■ **The exercise**
Which lines of the data below contain the string "axis"? Extract every one of them, treating uppercase and lowercase as different.

━━━━━━━━━━━━━━━━

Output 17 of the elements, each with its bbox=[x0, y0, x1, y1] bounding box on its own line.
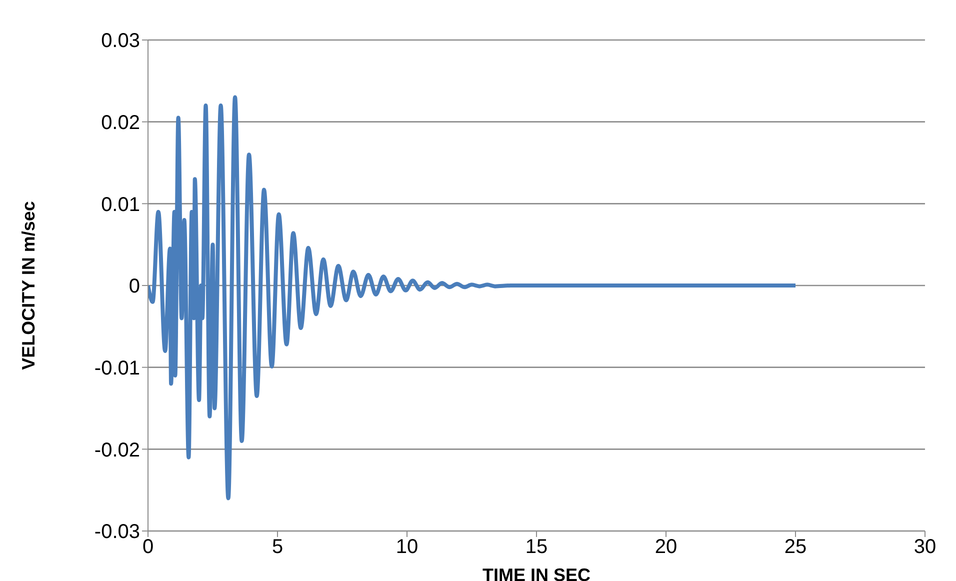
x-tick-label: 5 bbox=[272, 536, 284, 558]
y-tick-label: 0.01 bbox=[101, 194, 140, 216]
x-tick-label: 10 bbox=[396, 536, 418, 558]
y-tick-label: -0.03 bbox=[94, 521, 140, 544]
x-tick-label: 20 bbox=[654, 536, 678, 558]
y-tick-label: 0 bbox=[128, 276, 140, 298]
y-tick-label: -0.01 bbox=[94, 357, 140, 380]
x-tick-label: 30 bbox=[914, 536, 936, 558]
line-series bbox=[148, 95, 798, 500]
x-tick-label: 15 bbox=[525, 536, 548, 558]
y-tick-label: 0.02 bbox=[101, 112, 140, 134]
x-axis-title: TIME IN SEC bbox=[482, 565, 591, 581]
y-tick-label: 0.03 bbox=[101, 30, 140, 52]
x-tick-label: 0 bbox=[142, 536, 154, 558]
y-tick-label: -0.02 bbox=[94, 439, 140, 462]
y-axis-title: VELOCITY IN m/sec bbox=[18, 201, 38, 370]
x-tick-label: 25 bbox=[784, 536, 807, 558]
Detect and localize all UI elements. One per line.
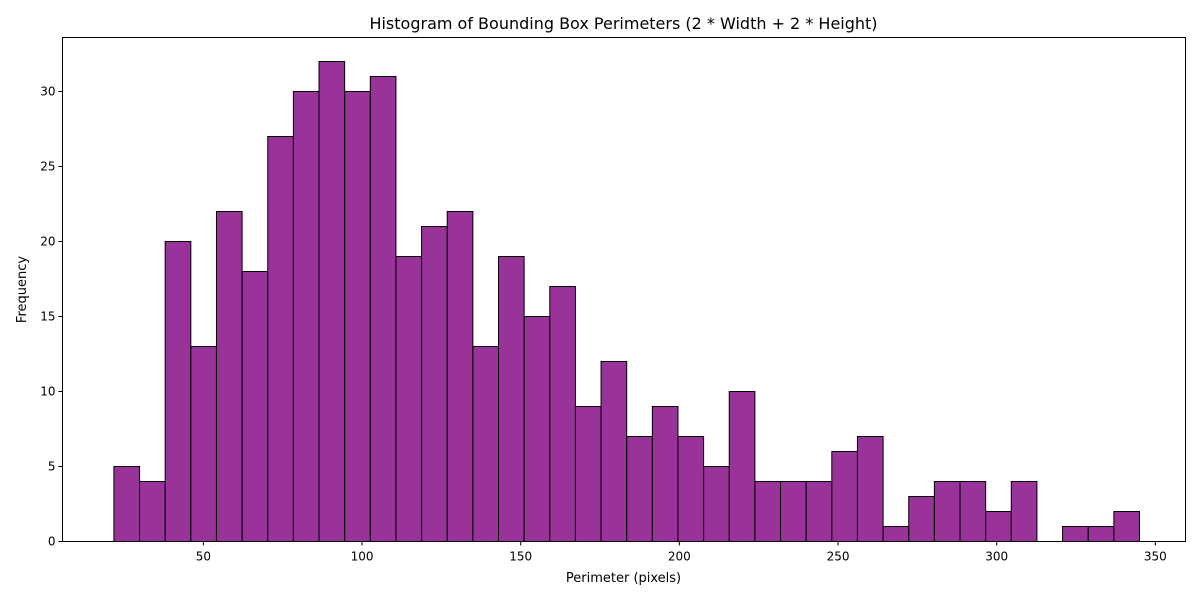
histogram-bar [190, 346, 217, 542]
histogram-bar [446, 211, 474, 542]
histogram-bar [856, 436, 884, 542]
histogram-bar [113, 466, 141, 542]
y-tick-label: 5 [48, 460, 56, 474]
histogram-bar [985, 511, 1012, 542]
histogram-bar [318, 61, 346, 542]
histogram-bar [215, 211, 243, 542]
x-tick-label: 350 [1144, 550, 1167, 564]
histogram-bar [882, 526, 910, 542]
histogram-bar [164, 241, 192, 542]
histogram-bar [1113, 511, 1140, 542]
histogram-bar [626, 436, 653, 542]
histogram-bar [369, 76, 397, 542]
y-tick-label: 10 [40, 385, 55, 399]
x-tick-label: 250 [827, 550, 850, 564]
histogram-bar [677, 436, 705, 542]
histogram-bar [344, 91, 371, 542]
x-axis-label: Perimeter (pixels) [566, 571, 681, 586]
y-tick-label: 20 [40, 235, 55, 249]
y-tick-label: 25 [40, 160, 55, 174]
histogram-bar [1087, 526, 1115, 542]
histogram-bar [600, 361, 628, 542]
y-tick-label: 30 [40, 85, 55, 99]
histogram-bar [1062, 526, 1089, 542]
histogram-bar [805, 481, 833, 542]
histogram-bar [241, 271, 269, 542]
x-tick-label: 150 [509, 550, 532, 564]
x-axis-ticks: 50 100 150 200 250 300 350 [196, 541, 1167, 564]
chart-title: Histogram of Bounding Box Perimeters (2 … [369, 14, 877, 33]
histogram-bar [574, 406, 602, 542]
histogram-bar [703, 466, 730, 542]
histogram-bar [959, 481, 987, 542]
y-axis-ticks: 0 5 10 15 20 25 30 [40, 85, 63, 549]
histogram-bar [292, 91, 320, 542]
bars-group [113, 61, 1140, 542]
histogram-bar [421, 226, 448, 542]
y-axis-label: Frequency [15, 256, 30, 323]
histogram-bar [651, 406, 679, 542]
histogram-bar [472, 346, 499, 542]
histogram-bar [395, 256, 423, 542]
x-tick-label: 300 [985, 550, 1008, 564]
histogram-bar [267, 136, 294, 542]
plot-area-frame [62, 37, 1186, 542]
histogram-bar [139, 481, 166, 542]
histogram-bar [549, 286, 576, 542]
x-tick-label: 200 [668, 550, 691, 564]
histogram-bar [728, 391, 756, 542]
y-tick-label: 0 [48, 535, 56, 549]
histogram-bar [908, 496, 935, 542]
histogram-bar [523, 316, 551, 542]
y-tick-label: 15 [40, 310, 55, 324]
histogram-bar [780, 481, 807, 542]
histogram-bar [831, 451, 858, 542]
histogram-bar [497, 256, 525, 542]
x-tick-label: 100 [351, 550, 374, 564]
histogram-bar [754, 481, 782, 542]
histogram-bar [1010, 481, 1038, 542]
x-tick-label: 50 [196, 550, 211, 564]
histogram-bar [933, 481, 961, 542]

━━━━━━━━━━━━━━━━

■ **Answer below**
x-axis-title: TIME IN SEC bbox=[482, 565, 591, 581]
y-axis-title: VELOCITY IN m/sec bbox=[18, 201, 38, 370]
x-axis-label: Perimeter (pixels) [566, 571, 681, 586]
x-axis-ticks: 50 100 150 200 250 300 350 [196, 541, 1167, 564]
y-axis-ticks: 0 5 10 15 20 25 30 [40, 85, 63, 549]
y-axis-label: Frequency [15, 256, 30, 323]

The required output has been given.